== RECORDS TO PROCESS
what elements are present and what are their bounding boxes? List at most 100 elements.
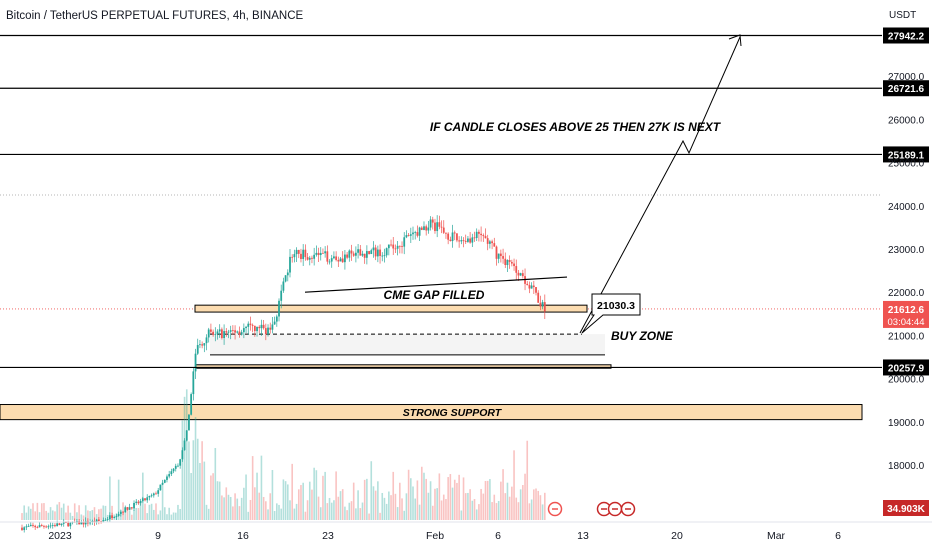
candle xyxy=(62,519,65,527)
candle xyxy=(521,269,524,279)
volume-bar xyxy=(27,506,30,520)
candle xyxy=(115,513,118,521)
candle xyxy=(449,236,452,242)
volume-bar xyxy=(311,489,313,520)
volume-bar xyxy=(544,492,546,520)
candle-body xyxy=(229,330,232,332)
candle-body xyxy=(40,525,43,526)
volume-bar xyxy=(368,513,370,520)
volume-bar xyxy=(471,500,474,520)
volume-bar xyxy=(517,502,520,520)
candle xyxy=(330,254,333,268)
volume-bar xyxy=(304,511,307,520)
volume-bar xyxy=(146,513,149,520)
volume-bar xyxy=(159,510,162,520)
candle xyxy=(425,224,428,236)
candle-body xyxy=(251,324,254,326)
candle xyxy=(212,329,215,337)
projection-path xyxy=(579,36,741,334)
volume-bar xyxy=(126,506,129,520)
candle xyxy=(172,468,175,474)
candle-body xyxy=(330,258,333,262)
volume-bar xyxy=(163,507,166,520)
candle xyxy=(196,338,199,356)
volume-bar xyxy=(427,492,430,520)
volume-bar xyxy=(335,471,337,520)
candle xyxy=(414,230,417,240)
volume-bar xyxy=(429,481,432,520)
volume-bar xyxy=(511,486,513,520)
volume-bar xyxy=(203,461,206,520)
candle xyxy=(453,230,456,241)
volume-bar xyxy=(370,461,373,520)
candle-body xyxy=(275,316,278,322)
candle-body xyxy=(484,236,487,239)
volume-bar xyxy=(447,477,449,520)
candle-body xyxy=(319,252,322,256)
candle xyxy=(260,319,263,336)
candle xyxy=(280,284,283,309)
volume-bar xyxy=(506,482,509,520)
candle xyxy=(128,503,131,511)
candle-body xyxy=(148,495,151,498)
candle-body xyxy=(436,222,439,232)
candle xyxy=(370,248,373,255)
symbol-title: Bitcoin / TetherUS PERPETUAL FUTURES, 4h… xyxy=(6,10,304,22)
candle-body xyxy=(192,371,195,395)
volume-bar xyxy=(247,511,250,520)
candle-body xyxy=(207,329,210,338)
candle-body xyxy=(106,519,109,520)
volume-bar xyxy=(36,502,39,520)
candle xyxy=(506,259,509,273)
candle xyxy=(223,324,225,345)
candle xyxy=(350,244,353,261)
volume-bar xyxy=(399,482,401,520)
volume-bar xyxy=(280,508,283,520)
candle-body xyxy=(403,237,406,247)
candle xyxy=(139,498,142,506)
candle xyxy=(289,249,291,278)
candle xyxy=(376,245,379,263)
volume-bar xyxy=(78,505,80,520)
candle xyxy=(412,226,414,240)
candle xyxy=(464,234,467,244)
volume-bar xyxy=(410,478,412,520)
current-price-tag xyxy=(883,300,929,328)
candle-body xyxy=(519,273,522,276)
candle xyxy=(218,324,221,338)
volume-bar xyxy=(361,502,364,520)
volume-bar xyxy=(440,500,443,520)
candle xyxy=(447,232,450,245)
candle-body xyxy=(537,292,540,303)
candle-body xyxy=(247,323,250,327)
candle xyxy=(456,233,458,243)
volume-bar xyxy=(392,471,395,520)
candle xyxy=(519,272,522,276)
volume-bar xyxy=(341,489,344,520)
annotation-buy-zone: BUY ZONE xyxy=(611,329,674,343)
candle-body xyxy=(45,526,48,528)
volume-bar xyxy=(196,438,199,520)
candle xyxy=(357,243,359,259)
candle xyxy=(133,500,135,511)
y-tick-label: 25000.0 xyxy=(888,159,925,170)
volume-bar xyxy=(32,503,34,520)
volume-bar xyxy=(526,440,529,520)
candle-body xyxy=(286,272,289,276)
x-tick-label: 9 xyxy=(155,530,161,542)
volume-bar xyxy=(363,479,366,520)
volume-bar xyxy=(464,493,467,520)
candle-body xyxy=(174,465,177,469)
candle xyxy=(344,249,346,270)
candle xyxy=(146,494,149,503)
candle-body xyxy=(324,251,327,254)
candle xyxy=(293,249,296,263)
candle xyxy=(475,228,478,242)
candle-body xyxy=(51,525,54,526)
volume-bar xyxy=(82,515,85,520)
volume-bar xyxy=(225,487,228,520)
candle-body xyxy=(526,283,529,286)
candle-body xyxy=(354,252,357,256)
====
== RECORDS TO PROCESS
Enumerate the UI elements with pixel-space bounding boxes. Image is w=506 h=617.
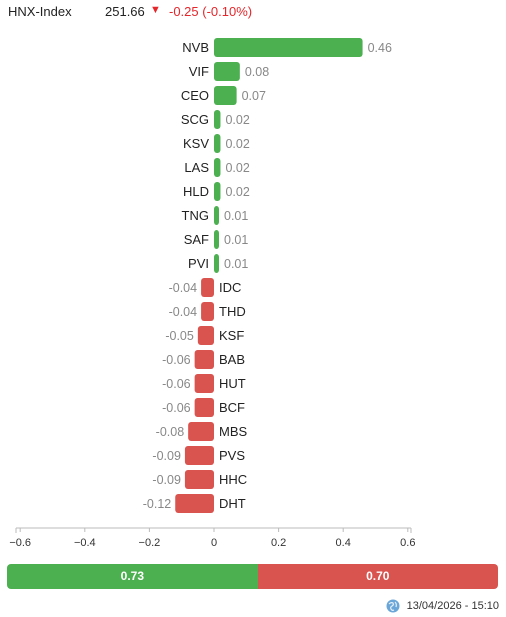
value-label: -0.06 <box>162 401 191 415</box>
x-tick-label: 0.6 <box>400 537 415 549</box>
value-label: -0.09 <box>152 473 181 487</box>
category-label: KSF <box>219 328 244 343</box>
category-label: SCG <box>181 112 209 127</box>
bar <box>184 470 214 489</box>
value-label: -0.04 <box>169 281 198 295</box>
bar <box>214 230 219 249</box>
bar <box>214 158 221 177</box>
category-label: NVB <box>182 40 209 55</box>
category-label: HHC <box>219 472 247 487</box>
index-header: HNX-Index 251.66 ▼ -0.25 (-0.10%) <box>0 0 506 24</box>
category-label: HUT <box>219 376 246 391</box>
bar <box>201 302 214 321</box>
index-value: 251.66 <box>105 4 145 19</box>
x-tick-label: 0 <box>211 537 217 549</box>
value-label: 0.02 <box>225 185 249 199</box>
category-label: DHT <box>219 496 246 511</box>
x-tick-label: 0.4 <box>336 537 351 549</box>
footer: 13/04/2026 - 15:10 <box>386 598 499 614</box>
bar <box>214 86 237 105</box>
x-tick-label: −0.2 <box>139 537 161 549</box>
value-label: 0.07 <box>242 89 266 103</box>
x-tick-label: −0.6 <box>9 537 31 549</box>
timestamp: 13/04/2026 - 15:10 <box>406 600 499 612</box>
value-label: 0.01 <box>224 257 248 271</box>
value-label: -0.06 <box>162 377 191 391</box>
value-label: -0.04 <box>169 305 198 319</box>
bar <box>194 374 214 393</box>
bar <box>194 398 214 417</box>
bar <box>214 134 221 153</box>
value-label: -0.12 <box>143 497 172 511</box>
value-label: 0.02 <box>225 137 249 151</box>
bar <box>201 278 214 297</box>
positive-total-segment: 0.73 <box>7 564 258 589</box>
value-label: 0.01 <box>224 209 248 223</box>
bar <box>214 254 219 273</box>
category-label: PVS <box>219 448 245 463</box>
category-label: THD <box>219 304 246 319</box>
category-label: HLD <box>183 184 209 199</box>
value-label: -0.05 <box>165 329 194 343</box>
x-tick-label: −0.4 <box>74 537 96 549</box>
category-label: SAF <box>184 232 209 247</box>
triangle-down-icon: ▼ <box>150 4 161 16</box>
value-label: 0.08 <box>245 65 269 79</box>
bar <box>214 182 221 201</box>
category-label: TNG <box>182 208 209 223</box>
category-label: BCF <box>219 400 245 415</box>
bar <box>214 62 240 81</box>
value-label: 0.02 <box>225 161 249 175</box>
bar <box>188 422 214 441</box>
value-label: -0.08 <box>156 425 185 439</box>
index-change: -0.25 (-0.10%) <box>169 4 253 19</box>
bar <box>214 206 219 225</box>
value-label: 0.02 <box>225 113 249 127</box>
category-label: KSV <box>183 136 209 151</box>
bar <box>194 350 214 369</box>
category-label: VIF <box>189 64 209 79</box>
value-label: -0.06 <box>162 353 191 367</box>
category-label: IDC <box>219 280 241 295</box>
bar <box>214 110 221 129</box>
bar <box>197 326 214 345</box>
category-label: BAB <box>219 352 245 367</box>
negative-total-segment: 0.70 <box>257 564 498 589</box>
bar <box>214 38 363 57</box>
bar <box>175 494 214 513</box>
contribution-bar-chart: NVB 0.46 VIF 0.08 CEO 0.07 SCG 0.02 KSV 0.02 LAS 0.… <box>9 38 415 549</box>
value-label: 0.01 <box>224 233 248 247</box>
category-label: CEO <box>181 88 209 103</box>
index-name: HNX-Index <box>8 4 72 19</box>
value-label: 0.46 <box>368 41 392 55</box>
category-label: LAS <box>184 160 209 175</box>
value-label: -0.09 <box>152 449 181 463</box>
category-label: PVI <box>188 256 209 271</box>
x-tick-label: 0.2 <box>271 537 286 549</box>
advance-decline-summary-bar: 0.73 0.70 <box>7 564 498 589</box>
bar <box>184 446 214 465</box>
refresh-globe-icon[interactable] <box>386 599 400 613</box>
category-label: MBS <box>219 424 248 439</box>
====
■ **OBJECTIVE**: Copy out, unchanged, the records that begin with the line containing "value-label: -0.06 <box>162 401 191 415</box>" and end with the line containing "bar <box>184 470 214 489</box>", including both of those lines.

■ **COMPLETED TASK**:
value-label: -0.06 <box>162 401 191 415</box>
x-tick-label: 0.6 <box>400 537 415 549</box>
value-label: -0.09 <box>152 473 181 487</box>
category-label: KSF <box>219 328 244 343</box>
category-label: SCG <box>181 112 209 127</box>
bar <box>184 470 214 489</box>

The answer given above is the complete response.